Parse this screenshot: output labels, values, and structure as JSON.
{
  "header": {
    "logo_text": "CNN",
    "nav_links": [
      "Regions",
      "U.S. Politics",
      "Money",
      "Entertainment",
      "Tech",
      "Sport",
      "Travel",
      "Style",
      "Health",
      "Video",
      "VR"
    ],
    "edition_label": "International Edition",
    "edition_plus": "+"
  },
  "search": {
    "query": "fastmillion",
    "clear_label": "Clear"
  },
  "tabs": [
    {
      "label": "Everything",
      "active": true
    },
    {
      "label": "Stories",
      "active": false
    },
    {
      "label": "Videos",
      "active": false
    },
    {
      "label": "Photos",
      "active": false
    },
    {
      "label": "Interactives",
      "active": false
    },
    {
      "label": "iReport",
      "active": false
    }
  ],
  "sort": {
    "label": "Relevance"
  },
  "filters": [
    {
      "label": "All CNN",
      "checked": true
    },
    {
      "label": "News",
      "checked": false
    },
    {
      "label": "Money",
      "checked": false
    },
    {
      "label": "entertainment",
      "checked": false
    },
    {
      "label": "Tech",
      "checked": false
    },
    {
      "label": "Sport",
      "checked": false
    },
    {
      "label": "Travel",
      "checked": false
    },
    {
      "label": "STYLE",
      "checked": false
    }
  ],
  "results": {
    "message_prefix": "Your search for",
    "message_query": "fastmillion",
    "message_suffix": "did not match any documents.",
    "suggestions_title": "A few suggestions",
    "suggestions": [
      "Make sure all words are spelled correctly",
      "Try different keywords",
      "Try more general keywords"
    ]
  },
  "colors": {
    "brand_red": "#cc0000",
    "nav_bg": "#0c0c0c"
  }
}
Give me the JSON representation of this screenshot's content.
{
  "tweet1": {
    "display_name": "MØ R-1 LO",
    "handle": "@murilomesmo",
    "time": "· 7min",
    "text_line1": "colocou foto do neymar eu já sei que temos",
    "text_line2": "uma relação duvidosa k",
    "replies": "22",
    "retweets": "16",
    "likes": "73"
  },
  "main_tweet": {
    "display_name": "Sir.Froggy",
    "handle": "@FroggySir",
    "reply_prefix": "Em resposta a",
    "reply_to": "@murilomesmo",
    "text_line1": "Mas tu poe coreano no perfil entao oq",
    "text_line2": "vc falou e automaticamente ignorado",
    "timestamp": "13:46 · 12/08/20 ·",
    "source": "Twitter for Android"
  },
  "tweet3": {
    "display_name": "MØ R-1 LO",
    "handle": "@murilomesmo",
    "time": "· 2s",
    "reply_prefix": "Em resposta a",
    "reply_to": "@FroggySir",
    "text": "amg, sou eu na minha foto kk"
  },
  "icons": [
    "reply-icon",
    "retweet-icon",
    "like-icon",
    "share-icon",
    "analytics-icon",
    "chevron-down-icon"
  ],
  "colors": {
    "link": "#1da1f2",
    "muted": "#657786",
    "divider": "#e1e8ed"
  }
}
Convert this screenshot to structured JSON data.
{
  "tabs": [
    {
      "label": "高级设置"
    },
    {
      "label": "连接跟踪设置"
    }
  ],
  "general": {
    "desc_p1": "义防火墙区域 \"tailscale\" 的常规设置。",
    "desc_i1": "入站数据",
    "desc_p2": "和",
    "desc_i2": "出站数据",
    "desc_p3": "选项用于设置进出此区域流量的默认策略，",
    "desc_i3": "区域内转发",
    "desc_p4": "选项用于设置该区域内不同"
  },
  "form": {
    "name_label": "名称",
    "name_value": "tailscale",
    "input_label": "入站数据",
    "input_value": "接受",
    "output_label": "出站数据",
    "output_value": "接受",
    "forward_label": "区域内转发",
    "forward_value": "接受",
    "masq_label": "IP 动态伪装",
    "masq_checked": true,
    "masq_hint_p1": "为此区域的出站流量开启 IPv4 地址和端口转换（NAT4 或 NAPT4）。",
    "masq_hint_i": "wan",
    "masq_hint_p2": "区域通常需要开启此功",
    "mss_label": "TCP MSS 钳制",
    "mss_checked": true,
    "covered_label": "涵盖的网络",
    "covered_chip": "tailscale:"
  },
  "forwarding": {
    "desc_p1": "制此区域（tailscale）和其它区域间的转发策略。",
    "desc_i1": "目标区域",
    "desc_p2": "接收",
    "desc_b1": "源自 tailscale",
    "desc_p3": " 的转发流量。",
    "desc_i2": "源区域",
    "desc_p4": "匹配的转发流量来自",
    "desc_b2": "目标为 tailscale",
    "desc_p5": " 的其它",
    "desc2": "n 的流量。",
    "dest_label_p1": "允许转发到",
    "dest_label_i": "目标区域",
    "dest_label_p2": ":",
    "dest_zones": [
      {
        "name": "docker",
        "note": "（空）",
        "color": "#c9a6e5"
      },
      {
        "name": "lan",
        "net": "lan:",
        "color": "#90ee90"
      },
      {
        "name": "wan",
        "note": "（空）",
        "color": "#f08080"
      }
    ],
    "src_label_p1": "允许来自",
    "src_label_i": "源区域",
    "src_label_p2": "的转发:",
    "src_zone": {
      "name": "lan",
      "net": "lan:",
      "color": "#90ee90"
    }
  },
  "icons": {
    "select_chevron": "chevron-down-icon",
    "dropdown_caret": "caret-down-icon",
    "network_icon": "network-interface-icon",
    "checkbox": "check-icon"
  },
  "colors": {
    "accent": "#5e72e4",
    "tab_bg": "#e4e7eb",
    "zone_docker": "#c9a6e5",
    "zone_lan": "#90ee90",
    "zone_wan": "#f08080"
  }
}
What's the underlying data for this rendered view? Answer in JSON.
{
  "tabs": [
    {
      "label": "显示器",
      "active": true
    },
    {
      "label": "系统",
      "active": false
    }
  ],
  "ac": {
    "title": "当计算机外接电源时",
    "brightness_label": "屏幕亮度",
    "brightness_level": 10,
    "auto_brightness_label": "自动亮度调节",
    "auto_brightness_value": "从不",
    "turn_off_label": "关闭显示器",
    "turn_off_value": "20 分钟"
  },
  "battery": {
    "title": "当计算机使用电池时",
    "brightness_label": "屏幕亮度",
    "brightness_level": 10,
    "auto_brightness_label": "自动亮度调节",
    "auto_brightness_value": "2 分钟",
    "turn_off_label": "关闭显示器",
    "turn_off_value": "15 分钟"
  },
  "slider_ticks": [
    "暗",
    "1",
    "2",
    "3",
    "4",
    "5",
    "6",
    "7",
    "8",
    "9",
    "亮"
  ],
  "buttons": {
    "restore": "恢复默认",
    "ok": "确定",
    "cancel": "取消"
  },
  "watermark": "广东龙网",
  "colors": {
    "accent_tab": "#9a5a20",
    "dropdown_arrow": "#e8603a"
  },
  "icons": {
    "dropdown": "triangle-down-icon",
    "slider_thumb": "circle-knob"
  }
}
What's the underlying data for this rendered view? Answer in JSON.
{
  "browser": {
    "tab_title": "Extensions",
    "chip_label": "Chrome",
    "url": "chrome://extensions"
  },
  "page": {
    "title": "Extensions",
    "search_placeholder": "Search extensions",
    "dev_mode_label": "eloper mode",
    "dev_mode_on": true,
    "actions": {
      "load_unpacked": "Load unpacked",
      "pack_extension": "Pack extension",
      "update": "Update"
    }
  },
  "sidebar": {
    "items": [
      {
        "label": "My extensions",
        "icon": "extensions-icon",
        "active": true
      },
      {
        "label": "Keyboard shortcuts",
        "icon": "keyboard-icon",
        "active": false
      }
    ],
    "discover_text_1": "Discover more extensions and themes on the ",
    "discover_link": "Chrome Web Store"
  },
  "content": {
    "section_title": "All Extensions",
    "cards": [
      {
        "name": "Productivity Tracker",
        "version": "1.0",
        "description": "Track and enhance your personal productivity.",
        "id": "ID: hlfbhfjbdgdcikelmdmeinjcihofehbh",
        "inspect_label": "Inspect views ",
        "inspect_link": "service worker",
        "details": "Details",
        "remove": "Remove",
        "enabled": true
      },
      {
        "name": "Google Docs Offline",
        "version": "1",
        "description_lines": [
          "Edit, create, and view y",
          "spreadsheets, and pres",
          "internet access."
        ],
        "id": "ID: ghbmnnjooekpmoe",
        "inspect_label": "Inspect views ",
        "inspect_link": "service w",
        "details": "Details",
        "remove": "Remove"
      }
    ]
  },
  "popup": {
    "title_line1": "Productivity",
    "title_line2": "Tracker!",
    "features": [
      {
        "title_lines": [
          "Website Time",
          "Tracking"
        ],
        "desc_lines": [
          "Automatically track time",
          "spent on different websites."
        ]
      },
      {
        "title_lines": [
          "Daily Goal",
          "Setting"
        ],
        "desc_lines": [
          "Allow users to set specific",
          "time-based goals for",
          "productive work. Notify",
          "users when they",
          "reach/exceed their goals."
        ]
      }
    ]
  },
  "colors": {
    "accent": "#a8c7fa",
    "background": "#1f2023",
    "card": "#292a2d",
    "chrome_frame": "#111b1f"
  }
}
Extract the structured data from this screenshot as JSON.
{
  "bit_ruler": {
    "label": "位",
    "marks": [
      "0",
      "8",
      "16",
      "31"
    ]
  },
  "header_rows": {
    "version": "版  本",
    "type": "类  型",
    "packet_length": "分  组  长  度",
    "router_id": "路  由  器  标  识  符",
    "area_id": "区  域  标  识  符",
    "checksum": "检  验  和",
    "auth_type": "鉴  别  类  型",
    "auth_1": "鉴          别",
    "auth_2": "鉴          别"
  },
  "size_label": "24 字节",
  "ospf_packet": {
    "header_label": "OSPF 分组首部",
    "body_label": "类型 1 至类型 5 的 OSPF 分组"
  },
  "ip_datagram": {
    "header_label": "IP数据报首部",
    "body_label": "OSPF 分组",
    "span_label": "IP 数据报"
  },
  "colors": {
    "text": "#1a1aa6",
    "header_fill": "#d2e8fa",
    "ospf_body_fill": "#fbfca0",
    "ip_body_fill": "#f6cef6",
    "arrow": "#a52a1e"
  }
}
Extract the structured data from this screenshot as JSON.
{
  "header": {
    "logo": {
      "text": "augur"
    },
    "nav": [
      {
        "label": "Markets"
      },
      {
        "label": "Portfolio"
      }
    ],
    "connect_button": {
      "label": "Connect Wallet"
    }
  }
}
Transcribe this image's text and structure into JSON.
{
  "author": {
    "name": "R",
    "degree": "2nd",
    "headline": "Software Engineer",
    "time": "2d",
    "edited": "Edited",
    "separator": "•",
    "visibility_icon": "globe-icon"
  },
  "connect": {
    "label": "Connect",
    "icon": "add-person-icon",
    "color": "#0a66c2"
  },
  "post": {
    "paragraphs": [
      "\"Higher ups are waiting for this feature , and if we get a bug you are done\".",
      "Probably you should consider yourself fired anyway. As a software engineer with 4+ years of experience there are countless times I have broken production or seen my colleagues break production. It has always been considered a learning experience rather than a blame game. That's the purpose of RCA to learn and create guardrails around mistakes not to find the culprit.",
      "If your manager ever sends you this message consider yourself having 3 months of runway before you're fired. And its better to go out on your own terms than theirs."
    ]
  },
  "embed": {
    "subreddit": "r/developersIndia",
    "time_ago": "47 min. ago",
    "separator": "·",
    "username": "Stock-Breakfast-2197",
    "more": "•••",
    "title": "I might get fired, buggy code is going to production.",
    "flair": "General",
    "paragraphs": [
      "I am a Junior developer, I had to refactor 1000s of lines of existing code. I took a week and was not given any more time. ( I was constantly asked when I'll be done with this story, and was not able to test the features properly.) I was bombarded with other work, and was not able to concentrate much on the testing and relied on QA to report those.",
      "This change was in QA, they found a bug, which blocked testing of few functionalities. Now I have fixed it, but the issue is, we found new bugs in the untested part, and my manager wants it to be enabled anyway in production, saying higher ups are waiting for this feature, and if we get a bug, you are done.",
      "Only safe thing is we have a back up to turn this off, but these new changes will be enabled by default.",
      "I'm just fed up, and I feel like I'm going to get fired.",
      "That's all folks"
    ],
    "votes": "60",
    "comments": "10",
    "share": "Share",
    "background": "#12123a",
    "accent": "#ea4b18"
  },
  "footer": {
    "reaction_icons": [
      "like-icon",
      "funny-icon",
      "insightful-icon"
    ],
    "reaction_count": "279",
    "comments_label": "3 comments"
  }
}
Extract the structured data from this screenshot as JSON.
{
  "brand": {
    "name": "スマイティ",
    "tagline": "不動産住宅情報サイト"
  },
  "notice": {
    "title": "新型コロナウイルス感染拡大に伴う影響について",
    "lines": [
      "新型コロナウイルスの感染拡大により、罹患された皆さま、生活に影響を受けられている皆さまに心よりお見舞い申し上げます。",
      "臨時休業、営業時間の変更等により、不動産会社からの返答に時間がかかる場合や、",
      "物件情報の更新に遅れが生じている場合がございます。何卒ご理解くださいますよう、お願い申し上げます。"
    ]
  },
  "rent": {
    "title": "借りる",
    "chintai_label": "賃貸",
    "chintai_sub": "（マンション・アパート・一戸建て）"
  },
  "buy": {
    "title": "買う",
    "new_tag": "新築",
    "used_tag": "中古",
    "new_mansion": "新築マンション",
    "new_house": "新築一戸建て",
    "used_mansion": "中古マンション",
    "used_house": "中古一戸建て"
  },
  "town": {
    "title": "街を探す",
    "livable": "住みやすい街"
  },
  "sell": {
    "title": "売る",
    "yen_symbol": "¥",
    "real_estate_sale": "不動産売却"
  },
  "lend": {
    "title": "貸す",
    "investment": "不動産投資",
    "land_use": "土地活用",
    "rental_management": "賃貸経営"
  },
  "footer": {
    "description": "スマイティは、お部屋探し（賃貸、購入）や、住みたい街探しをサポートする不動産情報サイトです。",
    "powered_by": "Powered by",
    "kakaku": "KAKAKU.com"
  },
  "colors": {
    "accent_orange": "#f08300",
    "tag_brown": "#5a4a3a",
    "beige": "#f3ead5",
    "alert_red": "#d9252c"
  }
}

=== REQUIREMENT ===
Go through the entries above and copy every line containing "content".

=== FULL OUTPUT ===
Give me the JSON representation of this screenshot's content.
  "content": {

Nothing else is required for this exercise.